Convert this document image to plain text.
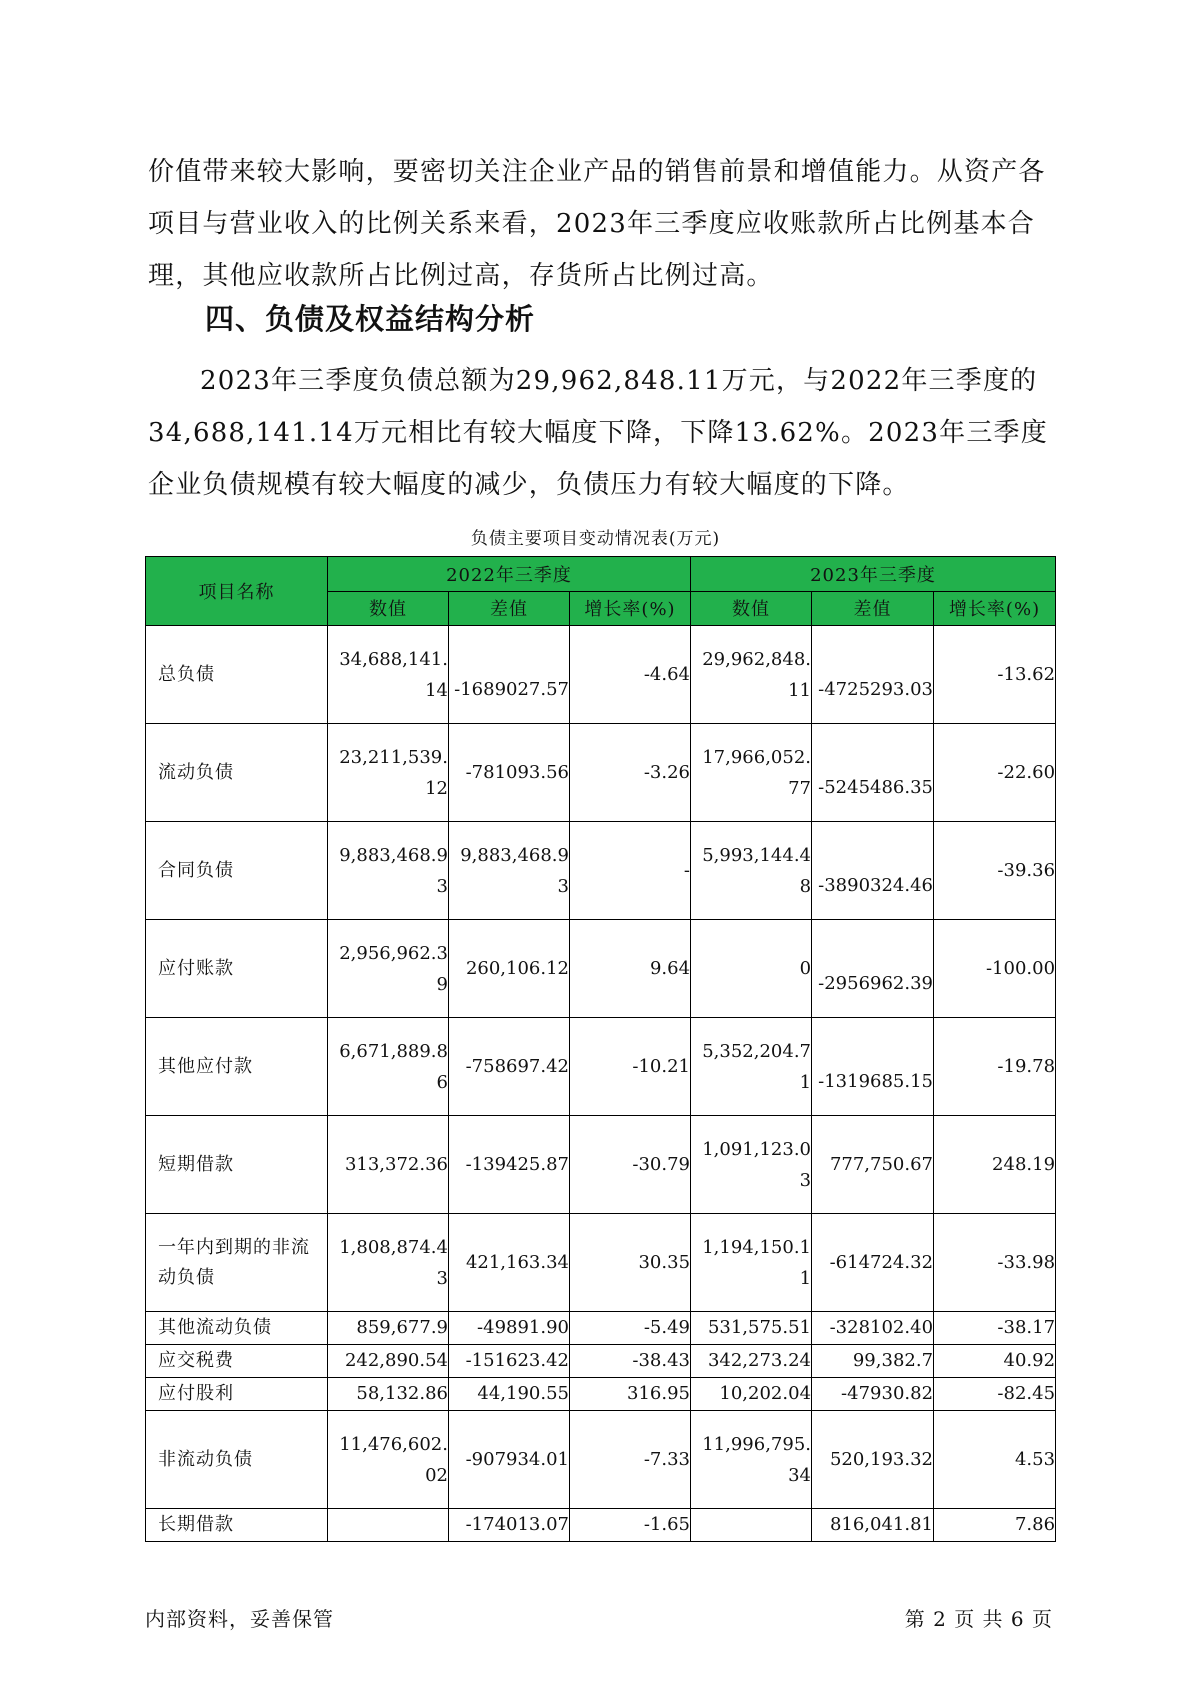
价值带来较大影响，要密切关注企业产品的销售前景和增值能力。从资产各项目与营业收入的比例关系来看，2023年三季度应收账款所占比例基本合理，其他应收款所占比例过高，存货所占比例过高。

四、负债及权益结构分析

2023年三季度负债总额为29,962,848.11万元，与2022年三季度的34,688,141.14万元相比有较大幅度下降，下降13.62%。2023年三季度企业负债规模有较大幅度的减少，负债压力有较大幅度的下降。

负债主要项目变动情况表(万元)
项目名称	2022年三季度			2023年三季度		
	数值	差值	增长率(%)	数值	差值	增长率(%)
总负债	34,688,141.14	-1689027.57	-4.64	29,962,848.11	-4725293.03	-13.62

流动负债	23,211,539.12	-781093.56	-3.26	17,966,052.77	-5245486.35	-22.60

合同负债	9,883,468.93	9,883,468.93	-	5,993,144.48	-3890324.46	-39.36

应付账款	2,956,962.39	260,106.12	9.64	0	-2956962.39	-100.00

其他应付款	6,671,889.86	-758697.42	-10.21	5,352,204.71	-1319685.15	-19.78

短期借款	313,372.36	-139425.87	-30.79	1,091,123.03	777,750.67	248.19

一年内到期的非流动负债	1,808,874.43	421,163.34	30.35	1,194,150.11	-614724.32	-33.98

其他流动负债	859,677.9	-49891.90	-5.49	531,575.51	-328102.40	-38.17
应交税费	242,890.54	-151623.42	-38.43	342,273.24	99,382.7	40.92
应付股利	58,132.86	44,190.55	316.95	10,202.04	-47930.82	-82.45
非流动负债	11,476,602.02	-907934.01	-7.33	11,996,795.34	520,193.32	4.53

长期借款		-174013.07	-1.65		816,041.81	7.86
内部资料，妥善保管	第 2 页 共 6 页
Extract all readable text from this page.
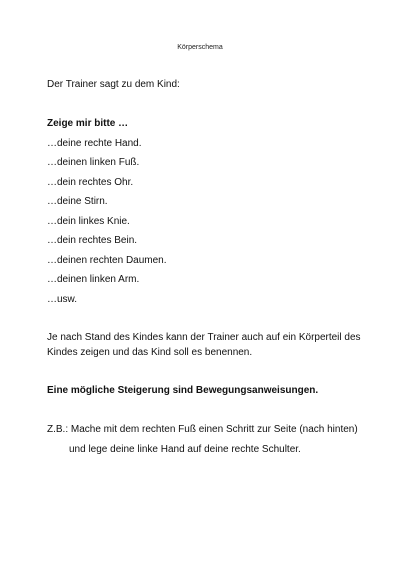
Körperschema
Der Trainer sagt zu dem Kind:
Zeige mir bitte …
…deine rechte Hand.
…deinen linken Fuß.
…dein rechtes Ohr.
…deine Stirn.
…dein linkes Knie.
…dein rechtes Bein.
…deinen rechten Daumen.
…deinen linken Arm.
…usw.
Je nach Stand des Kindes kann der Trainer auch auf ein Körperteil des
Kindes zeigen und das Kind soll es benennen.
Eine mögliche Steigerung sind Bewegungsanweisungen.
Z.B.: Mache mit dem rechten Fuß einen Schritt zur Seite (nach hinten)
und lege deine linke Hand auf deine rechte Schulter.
....
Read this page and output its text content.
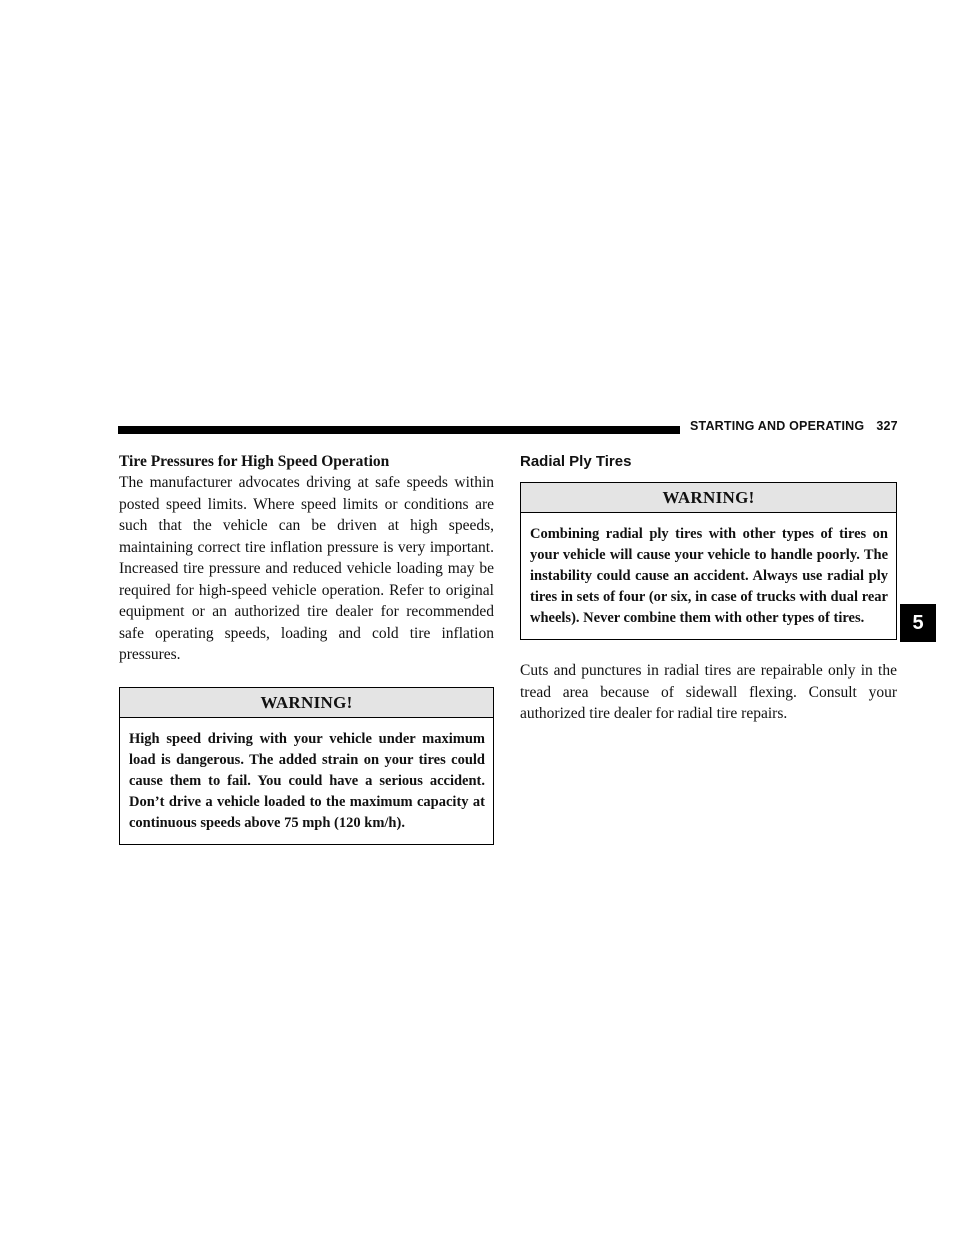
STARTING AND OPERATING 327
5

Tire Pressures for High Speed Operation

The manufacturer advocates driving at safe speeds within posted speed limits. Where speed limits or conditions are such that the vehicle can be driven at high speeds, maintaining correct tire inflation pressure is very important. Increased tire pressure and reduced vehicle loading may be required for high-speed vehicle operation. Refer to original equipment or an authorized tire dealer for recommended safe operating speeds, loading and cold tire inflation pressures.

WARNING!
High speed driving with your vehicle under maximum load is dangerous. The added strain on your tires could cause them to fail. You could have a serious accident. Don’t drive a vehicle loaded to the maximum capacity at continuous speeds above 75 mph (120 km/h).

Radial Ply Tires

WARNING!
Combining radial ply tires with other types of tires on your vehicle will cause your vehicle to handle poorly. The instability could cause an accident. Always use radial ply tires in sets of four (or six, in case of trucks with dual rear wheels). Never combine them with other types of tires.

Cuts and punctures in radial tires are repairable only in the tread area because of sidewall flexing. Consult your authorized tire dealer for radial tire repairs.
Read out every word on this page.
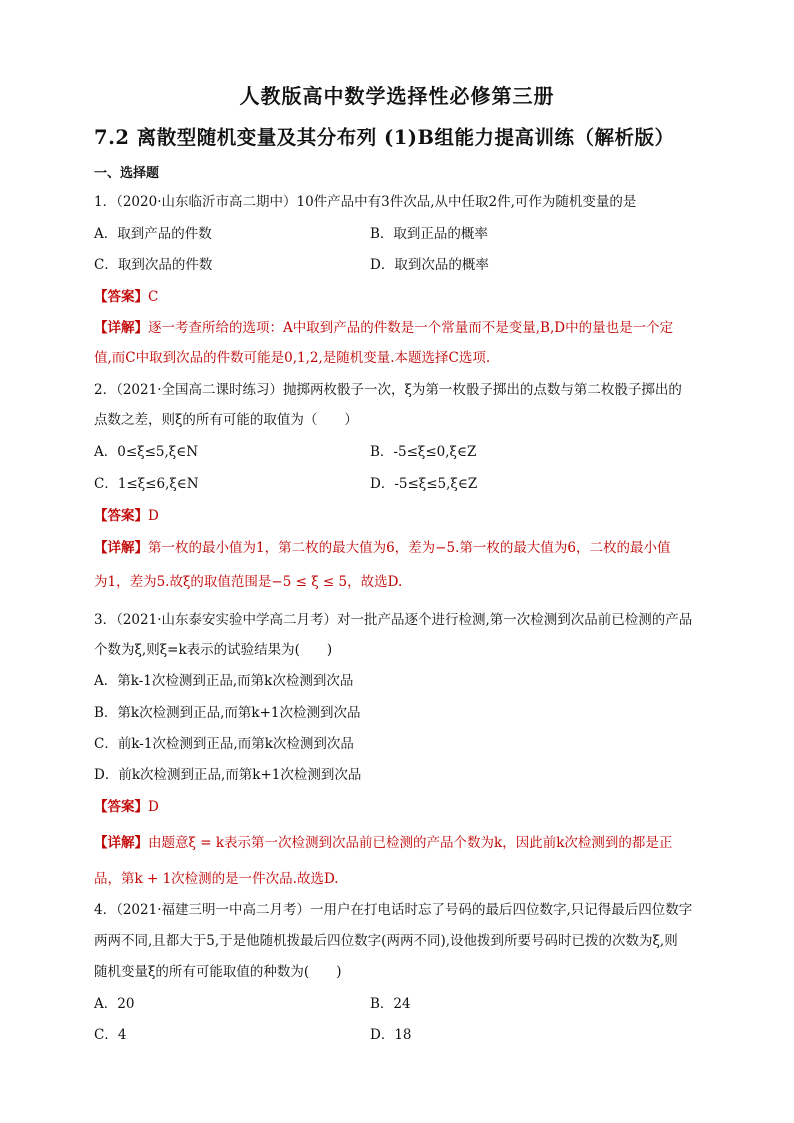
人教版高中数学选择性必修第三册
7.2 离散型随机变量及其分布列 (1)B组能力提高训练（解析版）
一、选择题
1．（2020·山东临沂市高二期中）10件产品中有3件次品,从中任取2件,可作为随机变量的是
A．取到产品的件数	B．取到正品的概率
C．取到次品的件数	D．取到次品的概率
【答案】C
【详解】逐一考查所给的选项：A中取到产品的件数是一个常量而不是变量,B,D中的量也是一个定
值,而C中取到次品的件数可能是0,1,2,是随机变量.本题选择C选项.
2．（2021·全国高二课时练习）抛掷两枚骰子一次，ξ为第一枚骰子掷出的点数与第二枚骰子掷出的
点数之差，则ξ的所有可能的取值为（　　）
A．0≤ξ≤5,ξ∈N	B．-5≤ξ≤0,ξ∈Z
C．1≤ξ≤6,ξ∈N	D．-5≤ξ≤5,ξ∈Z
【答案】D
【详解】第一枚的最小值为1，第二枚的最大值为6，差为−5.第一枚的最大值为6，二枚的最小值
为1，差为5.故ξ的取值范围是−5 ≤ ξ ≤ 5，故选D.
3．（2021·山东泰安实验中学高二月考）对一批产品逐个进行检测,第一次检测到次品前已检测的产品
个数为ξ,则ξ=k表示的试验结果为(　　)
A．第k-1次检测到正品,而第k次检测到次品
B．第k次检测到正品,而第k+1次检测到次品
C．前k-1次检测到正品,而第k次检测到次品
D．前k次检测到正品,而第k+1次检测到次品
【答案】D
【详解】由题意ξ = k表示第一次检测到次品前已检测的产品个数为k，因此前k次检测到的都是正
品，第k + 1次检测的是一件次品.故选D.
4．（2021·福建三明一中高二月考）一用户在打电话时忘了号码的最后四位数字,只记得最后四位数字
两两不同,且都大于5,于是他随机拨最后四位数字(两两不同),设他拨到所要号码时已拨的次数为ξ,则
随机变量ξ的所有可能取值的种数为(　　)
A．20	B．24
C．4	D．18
....
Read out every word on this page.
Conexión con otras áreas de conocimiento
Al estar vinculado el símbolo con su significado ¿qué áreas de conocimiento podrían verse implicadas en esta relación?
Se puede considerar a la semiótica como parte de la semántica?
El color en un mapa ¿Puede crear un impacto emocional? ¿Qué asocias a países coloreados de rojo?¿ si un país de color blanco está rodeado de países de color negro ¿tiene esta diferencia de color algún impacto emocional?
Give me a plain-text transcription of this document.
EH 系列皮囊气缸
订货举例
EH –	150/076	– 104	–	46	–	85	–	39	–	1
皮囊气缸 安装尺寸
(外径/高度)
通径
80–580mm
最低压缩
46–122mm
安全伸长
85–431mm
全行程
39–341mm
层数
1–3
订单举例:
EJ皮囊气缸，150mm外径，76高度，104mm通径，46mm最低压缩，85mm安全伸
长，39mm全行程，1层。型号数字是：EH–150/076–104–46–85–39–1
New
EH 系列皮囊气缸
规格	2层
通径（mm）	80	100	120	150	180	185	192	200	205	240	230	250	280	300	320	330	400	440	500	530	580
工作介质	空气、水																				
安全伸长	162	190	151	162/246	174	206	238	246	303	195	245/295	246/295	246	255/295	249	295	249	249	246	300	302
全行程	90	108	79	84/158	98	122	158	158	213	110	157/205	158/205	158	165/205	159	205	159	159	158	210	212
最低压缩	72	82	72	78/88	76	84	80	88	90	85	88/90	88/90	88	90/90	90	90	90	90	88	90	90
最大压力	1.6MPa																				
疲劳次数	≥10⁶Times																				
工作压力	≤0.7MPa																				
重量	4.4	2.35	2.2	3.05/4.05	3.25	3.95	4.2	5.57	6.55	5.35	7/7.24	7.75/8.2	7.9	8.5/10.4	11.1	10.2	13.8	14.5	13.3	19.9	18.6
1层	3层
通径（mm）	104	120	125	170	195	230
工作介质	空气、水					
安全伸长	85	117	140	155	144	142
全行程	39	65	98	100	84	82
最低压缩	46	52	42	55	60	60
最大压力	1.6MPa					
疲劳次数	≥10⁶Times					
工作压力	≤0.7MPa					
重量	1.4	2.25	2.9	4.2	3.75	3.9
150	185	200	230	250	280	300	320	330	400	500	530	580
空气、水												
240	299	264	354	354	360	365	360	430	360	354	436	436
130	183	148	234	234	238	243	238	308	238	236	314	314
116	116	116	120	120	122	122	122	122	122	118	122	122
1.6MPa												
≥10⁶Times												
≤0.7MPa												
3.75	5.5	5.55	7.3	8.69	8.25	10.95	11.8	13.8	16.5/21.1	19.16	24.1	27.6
....
## WHAT IS REQUIRED
Output a single number: how many lines contain the word "而第k次检测到次品".

## FULL OUTPUT
2